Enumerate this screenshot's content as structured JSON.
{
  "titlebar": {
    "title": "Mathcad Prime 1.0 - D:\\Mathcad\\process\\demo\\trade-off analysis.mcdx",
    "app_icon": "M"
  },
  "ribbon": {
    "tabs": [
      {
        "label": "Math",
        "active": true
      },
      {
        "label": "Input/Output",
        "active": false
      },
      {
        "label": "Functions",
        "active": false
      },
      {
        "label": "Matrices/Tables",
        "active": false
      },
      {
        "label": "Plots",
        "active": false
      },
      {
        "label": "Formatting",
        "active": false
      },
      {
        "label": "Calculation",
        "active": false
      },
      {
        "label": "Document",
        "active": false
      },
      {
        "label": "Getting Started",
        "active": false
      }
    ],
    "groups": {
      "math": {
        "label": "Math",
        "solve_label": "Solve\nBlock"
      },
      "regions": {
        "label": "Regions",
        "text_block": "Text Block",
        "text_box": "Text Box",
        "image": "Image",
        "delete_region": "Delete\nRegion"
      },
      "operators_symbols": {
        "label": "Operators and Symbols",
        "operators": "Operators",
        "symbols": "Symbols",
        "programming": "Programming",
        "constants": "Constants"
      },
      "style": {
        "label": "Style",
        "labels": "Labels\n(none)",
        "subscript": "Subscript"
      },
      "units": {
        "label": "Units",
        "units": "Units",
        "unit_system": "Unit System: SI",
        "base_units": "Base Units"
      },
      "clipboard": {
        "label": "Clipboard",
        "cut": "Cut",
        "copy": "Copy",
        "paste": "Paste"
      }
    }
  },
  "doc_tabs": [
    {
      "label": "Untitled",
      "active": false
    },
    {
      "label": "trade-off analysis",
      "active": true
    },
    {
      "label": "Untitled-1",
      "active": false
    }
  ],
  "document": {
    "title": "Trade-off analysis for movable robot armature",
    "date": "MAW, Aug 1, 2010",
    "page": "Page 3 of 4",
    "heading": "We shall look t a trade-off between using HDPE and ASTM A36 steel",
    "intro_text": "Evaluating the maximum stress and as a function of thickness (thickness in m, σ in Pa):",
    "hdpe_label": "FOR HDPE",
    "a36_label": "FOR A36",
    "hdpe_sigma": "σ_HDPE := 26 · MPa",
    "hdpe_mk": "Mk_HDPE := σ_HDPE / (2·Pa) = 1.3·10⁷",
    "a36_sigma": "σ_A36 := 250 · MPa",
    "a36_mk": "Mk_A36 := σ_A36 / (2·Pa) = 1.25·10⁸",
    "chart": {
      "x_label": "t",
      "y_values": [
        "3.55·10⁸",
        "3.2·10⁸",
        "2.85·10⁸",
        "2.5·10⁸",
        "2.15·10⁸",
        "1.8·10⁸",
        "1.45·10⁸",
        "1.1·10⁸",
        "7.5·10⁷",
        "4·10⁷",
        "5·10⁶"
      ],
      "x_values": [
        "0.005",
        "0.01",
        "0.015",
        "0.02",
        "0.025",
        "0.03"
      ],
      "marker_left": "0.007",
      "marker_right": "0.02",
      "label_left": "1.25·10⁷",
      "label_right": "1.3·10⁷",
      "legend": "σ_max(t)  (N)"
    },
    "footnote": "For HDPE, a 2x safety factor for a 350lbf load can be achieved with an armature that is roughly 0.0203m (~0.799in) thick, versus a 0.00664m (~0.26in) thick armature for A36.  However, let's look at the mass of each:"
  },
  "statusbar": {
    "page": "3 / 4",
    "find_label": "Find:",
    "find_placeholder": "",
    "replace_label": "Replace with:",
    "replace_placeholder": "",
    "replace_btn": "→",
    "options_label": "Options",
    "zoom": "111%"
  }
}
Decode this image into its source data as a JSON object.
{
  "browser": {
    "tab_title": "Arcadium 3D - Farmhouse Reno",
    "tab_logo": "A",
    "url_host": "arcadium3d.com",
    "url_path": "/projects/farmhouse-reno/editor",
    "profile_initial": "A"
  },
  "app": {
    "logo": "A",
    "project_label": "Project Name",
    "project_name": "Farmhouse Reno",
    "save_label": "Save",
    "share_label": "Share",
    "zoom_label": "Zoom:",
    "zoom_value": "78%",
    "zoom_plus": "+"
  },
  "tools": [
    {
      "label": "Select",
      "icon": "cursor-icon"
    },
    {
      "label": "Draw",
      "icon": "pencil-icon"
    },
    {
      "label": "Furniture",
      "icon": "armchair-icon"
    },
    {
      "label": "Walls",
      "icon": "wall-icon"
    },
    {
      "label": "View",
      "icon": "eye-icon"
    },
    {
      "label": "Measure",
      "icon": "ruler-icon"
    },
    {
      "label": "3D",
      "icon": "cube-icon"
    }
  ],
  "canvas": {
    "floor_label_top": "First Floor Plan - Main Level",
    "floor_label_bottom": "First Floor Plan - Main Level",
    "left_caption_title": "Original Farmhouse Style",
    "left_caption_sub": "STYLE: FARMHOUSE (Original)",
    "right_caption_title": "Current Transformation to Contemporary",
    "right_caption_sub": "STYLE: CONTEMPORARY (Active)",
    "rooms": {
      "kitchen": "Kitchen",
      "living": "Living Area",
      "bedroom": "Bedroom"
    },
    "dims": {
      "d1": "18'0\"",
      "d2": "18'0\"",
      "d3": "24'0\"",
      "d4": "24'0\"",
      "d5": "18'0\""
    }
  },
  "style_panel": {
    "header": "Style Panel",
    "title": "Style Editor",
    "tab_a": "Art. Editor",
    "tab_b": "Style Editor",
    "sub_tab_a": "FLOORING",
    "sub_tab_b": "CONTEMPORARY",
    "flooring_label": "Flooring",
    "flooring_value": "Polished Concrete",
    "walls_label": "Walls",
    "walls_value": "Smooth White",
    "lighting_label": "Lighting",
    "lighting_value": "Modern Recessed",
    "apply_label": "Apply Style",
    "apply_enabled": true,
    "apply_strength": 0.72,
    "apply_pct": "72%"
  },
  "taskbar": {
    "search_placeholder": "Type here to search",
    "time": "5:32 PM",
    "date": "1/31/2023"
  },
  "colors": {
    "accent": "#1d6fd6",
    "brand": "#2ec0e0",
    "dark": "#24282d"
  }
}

-----

Make an exact copy of the data above.

Enumerate this screenshot's content as structured JSON.
{
  "titlebar": {
    "title": "Mathcad Prime 1.0 - D:\\Mathcad\\process\\demo\\trade-off analysis.mcdx",
    "app_icon": "M"
  },
  "ribbon": {
    "tabs": [
      {
        "label": "Math",
        "active": true
      },
      {
        "label": "Input/Output",
        "active": false
      },
      {
        "label": "Functions",
        "active": false
      },
      {
        "label": "Matrices/Tables",
        "active": false
      },
      {
        "label": "Plots",
        "active": false
      },
      {
        "label": "Formatting",
        "active": false
      },
      {
        "label": "Calculation",
        "active": false
      },
      {
        "label": "Document",
        "active": false
      },
      {
        "label": "Getting Started",
        "active": false
      }
    ],
    "groups": {
      "math": {
        "label": "Math",
        "solve_label": "Solve\nBlock"
      },
      "regions": {
        "label": "Regions",
        "text_block": "Text Block",
        "text_box": "Text Box",
        "image": "Image",
        "delete_region": "Delete\nRegion"
      },
      "operators_symbols": {
        "label": "Operators and Symbols",
        "operators": "Operators",
        "symbols": "Symbols",
        "programming": "Programming",
        "constants": "Constants"
      },
      "style": {
        "label": "Style",
        "labels": "Labels\n(none)",
        "subscript": "Subscript"
      },
      "units": {
        "label": "Units",
        "units": "Units",
        "unit_system": "Unit System: SI",
        "base_units": "Base Units"
      },
      "clipboard": {
        "label": "Clipboard",
        "cut": "Cut",
        "copy": "Copy",
        "paste": "Paste"
      }
    }
  },
  "doc_tabs": [
    {
      "label": "Untitled",
      "active": false
    },
    {
      "label": "trade-off analysis",
      "active": true
    },
    {
      "label": "Untitled-1",
      "active": false
    }
  ],
  "document": {
    "title": "Trade-off analysis for movable robot armature",
    "date": "MAW, Aug 1, 2010",
    "page": "Page 3 of 4",
    "heading": "We shall look t a trade-off between using HDPE and ASTM A36 steel",
    "intro_text": "Evaluating the maximum stress and as a function of thickness (thickness in m, σ in Pa):",
    "hdpe_label": "FOR HDPE",
    "a36_label": "FOR A36",
    "hdpe_sigma": "σ_HDPE := 26 · MPa",
    "hdpe_mk": "Mk_HDPE := σ_HDPE / (2·Pa) = 1.3·10⁷",
    "a36_sigma": "σ_A36 := 250 · MPa",
    "a36_mk": "Mk_A36 := σ_A36 / (2·Pa) = 1.25·10⁸",
    "chart": {
      "x_label": "t",
      "y_values": [
        "3.55·10⁸",
        "3.2·10⁸",
        "2.85·10⁸",
        "2.5·10⁸",
        "2.15·10⁸",
        "1.8·10⁸",
        "1.45·10⁸",
        "1.1·10⁸",
        "7.5·10⁷",
        "4·10⁷",
        "5·10⁶"
      ],
      "x_values": [
        "0.005",
        "0.01",
        "0.015",
        "0.02",
        "0.025",
        "0.03"
      ],
      "marker_left": "0.007",
      "marker_right": "0.02",
      "label_left": "1.25·10⁷",
      "label_right": "1.3·10⁷",
      "legend": "σ_max(t)  (N)"
    },
    "footnote": "For HDPE, a 2x safety factor for a 350lbf load can be achieved with an armature that is roughly 0.0203m (~0.799in) thick, versus a 0.00664m (~0.26in) thick armature for A36.  However, let's look at the mass of each:"
  },
  "statusbar": {
    "page": "3 / 4",
    "find_label": "Find:",
    "find_placeholder": "",
    "replace_label": "Replace with:",
    "replace_placeholder": "",
    "replace_btn": "→",
    "options_label": "Options",
    "zoom": "111%"
  }
}
Decode this image into its source data as a JSON object.
{
  "browser": {
    "tab_title": "Arcadium 3D - Farmhouse Reno",
    "tab_logo": "A",
    "url_host": "arcadium3d.com",
    "url_path": "/projects/farmhouse-reno/editor",
    "profile_initial": "A"
  },
  "app": {
    "logo": "A",
    "project_label": "Project Name",
    "project_name": "Farmhouse Reno",
    "save_label": "Save",
    "share_label": "Share",
    "zoom_label": "Zoom:",
    "zoom_value": "78%",
    "zoom_plus": "+"
  },
  "tools": [
    {
      "label": "Select",
      "icon": "cursor-icon"
    },
    {
      "label": "Draw",
      "icon": "pencil-icon"
    },
    {
      "label": "Furniture",
      "icon": "armchair-icon"
    },
    {
      "label": "Walls",
      "icon": "wall-icon"
    },
    {
      "label": "View",
      "icon": "eye-icon"
    },
    {
      "label": "Measure",
      "icon": "ruler-icon"
    },
    {
      "label": "3D",
      "icon": "cube-icon"
    }
  ],
  "canvas": {
    "floor_label_top": "First Floor Plan - Main Level",
    "floor_label_bottom": "First Floor Plan - Main Level",
    "left_caption_title": "Original Farmhouse Style",
    "left_caption_sub": "STYLE: FARMHOUSE (Original)",
    "right_caption_title": "Current Transformation to Contemporary",
    "right_caption_sub": "STYLE: CONTEMPORARY (Active)",
    "rooms": {
      "kitchen": "Kitchen",
      "living": "Living Area",
      "bedroom": "Bedroom"
    },
    "dims": {
      "d1": "18'0\"",
      "d2": "18'0\"",
      "d3": "24'0\"",
      "d4": "24'0\"",
      "d5": "18'0\""
    }
  },
  "style_panel": {
    "header": "Style Panel",
    "title": "Style Editor",
    "tab_a": "Art. Editor",
    "tab_b": "Style Editor",
    "sub_tab_a": "FLOORING",
    "sub_tab_b": "CONTEMPORARY",
    "flooring_label": "Flooring",
    "flooring_value": "Polished Concrete",
    "walls_label": "Walls",
    "walls_value": "Smooth White",
    "lighting_label": "Lighting",
    "lighting_value": "Modern Recessed",
    "apply_label": "Apply Style",
    "apply_enabled": true,
    "apply_strength": 0.72,
    "apply_pct": "72%"
  },
  "taskbar": {
    "search_placeholder": "Type here to search",
    "time": "5:32 PM",
    "date": "1/31/2023"
  },
  "colors": {
    "accent": "#1d6fd6",
    "brand": "#2ec0e0",
    "dark": "#24282d"
  }
}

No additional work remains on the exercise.